§ Given request
Extract all lines from the data beneath that include the word "this".

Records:
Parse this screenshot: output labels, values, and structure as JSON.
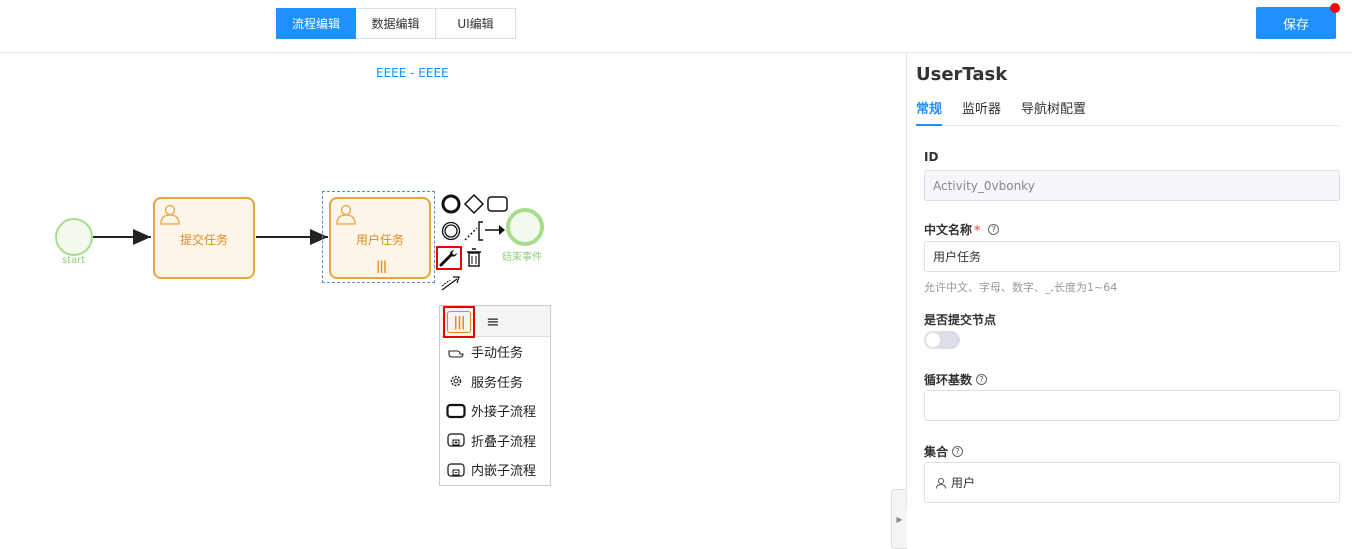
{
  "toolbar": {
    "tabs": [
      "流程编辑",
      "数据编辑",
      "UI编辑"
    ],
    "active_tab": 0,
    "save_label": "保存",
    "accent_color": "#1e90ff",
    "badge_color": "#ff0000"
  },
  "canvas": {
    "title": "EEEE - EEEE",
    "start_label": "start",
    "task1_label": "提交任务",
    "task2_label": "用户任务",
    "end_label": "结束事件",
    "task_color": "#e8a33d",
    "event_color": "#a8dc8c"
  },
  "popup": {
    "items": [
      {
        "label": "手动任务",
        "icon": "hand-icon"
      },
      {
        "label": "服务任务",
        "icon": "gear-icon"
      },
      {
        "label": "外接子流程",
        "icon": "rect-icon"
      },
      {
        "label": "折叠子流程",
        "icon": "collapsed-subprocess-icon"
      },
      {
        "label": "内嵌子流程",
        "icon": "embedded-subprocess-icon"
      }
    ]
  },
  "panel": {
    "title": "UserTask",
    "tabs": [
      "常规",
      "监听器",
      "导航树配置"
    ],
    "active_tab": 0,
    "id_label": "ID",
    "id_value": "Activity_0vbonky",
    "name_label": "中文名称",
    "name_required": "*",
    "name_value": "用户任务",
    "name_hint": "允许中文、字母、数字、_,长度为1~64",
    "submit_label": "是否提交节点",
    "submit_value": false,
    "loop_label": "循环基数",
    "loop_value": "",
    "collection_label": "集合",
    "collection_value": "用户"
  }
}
* * *
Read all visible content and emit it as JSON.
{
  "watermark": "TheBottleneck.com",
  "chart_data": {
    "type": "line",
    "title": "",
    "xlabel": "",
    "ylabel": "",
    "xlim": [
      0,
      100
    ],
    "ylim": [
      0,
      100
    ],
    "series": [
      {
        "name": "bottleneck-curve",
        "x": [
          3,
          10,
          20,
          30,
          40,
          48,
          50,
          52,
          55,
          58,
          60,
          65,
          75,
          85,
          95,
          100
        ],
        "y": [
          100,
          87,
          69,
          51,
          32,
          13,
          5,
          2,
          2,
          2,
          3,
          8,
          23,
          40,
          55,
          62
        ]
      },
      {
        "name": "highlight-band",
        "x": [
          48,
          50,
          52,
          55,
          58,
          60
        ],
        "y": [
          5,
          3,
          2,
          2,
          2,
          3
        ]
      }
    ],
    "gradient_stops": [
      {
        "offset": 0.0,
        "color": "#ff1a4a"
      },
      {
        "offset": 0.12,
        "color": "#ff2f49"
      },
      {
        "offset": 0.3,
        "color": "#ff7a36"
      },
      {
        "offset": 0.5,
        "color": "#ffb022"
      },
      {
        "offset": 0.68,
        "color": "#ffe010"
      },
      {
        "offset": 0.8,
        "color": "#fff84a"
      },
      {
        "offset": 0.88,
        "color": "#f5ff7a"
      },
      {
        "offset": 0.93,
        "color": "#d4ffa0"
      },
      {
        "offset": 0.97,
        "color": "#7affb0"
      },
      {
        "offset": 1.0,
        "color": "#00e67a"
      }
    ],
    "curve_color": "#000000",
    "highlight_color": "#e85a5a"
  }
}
--
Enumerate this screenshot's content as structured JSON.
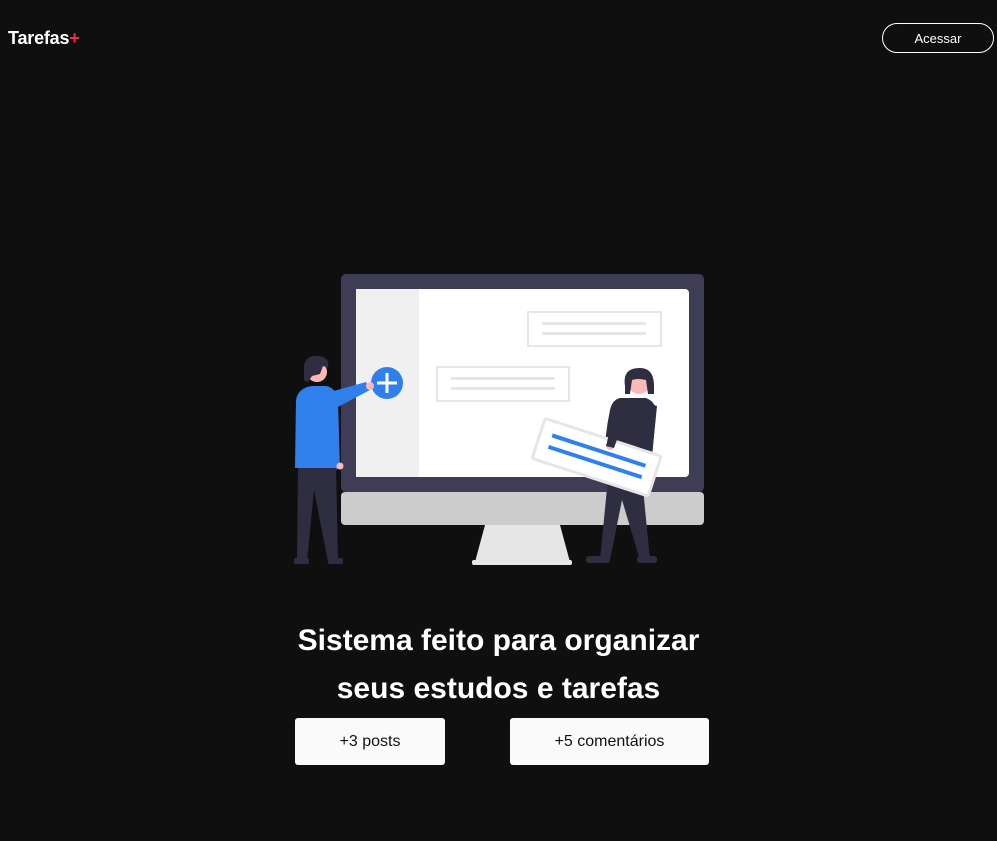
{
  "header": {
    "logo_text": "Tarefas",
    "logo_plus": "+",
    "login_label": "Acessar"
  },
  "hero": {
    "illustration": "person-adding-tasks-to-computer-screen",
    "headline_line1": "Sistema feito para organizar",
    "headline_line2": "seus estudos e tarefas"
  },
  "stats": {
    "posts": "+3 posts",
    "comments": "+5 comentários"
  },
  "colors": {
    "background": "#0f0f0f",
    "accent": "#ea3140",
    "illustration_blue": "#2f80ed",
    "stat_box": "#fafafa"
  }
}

§ Problem solution
Parse this screenshot: output labels, values, and structure as JSON.
Enumerate this screenshot's content as structured JSON.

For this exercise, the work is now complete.